begin Data listing

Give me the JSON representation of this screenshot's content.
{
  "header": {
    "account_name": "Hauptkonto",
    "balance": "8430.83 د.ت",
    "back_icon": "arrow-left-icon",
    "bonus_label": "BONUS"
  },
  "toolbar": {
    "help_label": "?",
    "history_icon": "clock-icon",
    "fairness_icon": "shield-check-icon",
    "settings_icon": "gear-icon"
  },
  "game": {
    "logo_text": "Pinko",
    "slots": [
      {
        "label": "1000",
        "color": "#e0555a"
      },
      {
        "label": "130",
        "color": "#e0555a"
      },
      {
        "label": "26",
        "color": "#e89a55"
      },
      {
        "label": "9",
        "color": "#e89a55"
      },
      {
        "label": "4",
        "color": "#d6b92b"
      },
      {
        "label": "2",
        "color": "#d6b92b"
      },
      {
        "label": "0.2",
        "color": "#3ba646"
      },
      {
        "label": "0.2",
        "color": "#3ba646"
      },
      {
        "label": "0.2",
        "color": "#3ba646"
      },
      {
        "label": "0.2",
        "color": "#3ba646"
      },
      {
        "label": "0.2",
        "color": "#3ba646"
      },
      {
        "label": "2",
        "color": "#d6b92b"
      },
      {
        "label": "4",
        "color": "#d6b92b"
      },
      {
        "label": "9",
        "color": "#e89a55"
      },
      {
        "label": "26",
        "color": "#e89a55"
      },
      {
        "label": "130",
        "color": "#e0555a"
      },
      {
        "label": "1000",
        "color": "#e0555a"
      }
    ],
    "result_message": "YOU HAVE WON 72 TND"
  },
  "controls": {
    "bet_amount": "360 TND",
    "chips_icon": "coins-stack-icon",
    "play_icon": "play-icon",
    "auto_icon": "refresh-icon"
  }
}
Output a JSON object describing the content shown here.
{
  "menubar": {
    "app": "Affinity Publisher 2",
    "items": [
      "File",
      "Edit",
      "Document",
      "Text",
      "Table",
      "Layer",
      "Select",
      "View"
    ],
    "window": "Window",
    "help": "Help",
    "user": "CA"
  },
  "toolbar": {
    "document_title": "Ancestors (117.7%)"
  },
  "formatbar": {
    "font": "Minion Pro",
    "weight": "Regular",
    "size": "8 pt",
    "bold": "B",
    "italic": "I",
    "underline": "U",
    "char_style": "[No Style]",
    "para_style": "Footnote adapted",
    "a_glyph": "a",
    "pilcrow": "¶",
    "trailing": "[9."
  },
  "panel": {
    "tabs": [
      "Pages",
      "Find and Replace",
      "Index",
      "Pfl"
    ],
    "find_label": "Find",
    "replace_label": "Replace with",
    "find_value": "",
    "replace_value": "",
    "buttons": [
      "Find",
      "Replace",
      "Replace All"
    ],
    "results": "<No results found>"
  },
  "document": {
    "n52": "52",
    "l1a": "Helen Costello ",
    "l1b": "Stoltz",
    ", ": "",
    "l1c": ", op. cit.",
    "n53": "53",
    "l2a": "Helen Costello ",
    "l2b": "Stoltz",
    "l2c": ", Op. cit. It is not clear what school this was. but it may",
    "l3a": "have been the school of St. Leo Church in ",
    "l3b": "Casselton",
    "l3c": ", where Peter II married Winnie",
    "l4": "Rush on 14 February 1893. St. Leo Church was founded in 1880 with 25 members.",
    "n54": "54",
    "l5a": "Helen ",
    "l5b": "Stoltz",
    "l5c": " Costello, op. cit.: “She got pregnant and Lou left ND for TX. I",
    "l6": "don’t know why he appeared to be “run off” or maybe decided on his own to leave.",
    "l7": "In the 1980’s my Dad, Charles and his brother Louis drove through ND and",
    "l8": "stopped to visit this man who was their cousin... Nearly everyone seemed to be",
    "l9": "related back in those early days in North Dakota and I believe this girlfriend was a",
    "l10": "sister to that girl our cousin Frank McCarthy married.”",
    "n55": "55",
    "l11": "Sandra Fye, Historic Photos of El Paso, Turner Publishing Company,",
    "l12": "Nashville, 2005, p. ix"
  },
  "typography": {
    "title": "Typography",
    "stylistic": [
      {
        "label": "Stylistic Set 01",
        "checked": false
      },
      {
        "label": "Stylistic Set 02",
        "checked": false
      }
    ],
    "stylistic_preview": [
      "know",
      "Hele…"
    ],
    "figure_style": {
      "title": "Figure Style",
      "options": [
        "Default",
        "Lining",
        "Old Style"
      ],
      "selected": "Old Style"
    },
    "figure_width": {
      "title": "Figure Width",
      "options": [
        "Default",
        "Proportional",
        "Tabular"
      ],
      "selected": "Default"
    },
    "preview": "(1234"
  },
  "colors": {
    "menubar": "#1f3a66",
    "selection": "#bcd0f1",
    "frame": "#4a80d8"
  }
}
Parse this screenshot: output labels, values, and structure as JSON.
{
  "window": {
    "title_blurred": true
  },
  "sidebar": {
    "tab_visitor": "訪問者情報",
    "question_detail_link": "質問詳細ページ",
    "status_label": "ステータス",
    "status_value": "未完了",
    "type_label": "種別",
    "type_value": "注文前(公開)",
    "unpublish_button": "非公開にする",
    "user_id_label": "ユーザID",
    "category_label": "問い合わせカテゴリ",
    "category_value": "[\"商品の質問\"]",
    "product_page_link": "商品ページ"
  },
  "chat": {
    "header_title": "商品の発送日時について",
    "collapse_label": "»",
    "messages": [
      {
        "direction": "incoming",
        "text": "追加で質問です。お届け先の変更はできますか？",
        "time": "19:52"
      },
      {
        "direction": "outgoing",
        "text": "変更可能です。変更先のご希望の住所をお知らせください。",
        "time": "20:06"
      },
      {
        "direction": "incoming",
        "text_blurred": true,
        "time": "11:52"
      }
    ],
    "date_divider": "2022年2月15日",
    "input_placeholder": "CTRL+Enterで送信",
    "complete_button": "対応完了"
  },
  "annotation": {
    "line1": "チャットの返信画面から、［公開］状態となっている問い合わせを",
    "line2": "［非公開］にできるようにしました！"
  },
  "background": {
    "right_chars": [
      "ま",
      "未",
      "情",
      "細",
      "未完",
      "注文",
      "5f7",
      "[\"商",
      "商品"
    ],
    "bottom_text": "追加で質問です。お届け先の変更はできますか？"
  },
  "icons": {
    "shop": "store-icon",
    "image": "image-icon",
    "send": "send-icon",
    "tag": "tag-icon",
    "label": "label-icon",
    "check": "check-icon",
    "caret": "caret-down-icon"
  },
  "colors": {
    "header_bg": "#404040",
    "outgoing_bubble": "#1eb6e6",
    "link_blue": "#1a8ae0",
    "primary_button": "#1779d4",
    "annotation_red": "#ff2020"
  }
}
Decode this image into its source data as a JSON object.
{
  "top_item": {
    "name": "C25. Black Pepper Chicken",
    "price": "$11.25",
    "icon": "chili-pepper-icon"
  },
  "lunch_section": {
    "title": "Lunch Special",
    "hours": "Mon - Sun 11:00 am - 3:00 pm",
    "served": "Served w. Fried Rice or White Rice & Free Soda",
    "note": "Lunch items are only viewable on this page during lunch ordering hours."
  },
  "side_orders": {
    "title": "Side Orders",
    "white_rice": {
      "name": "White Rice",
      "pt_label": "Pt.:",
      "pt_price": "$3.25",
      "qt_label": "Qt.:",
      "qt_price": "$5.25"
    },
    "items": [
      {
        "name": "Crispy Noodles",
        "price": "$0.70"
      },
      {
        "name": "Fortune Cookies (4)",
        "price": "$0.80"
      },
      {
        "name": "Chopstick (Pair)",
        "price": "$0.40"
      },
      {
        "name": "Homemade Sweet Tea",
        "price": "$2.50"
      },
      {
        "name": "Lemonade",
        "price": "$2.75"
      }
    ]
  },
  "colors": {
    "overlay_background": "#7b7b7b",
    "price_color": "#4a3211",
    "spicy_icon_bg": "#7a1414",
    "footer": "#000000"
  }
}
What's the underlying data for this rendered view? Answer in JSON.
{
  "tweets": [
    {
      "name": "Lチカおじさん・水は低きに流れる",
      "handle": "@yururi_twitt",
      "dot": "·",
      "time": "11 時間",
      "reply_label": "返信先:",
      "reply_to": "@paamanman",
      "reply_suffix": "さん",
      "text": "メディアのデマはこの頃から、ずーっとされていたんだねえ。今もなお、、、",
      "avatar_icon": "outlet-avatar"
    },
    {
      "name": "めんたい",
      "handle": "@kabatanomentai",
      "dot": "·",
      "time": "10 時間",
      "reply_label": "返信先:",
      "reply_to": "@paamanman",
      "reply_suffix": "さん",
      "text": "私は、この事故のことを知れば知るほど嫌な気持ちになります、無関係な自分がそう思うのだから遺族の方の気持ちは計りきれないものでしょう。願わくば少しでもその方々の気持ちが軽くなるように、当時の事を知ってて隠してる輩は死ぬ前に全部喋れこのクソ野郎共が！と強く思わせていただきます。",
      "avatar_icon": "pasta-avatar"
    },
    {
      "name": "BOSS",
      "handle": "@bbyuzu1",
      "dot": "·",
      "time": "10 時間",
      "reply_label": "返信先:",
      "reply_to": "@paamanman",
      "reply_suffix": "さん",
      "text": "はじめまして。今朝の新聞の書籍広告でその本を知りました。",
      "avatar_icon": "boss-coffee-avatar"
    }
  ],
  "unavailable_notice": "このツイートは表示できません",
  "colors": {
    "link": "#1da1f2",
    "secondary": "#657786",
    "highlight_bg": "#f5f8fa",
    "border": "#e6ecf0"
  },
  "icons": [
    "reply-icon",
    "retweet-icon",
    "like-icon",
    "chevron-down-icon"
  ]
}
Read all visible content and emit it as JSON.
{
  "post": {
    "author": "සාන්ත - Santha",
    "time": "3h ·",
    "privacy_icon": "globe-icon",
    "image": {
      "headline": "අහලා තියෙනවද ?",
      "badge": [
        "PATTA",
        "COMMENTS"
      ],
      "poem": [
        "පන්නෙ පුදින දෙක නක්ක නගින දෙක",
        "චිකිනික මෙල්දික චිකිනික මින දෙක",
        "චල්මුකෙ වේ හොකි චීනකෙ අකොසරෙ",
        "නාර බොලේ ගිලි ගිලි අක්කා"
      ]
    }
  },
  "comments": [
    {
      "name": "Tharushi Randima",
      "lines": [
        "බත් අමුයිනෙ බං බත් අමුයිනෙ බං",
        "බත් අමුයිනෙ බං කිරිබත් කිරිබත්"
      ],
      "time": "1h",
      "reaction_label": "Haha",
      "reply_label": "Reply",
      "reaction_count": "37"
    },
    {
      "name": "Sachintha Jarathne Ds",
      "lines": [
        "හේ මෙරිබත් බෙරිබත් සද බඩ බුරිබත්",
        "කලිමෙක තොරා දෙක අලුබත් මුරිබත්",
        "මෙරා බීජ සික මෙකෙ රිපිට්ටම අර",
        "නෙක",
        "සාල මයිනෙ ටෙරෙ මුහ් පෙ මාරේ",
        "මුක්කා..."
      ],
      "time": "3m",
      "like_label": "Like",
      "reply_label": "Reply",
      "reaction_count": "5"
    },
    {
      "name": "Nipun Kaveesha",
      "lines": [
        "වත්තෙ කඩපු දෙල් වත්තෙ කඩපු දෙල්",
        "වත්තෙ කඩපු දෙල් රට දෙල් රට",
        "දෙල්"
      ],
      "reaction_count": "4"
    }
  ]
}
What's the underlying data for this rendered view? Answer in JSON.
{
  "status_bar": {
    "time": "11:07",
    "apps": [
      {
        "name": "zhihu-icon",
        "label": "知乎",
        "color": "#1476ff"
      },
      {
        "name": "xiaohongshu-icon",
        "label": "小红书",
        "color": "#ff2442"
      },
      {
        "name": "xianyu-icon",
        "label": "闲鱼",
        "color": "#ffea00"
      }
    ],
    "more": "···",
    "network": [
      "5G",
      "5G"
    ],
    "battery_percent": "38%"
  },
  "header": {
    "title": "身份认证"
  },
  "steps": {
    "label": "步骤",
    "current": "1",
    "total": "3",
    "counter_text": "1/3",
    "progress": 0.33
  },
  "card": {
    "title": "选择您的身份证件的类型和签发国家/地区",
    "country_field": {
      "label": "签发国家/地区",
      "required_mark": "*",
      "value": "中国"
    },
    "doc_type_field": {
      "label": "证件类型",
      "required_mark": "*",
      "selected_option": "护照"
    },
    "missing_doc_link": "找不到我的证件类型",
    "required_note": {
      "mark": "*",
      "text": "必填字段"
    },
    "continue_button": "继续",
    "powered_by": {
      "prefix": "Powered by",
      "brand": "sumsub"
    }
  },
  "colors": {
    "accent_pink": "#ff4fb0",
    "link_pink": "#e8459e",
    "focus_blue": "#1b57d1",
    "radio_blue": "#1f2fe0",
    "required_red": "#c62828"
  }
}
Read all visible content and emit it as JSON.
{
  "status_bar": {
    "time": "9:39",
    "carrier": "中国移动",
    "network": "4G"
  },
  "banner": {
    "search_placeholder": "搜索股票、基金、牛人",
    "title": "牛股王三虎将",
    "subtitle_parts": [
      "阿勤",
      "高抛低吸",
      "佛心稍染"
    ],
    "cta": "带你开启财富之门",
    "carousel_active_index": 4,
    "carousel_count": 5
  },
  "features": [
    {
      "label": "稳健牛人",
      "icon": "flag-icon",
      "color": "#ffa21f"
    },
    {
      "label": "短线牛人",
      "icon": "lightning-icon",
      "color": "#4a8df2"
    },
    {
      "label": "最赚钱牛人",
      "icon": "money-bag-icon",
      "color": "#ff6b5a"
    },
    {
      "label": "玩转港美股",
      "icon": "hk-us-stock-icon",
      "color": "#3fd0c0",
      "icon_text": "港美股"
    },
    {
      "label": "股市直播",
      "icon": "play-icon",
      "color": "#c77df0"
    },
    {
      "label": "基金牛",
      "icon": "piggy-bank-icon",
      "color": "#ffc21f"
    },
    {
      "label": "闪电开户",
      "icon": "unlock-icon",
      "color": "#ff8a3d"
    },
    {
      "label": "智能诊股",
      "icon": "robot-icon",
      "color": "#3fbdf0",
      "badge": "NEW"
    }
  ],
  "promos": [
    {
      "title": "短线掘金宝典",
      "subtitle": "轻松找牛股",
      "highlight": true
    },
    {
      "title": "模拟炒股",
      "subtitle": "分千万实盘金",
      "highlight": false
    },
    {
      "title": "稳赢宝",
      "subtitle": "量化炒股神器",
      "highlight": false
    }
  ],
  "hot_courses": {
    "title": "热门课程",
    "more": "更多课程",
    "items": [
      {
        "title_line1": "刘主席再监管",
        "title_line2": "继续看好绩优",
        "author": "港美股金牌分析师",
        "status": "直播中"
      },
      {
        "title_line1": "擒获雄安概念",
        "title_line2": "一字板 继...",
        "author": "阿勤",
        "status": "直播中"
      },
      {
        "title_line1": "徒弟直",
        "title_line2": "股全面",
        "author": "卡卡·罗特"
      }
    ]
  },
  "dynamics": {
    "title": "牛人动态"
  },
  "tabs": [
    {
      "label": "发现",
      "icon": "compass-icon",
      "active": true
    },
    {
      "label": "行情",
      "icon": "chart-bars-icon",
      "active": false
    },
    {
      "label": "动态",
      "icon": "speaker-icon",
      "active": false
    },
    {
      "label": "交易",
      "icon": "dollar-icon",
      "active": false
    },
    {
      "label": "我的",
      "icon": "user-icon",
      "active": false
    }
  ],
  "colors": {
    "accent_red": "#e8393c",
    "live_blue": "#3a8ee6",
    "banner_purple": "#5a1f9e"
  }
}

end Data listing

▶ **Task to complete**
Above is a listing; report how many of its lines include the word "left", giving the number only.

▶ **Solution below**
2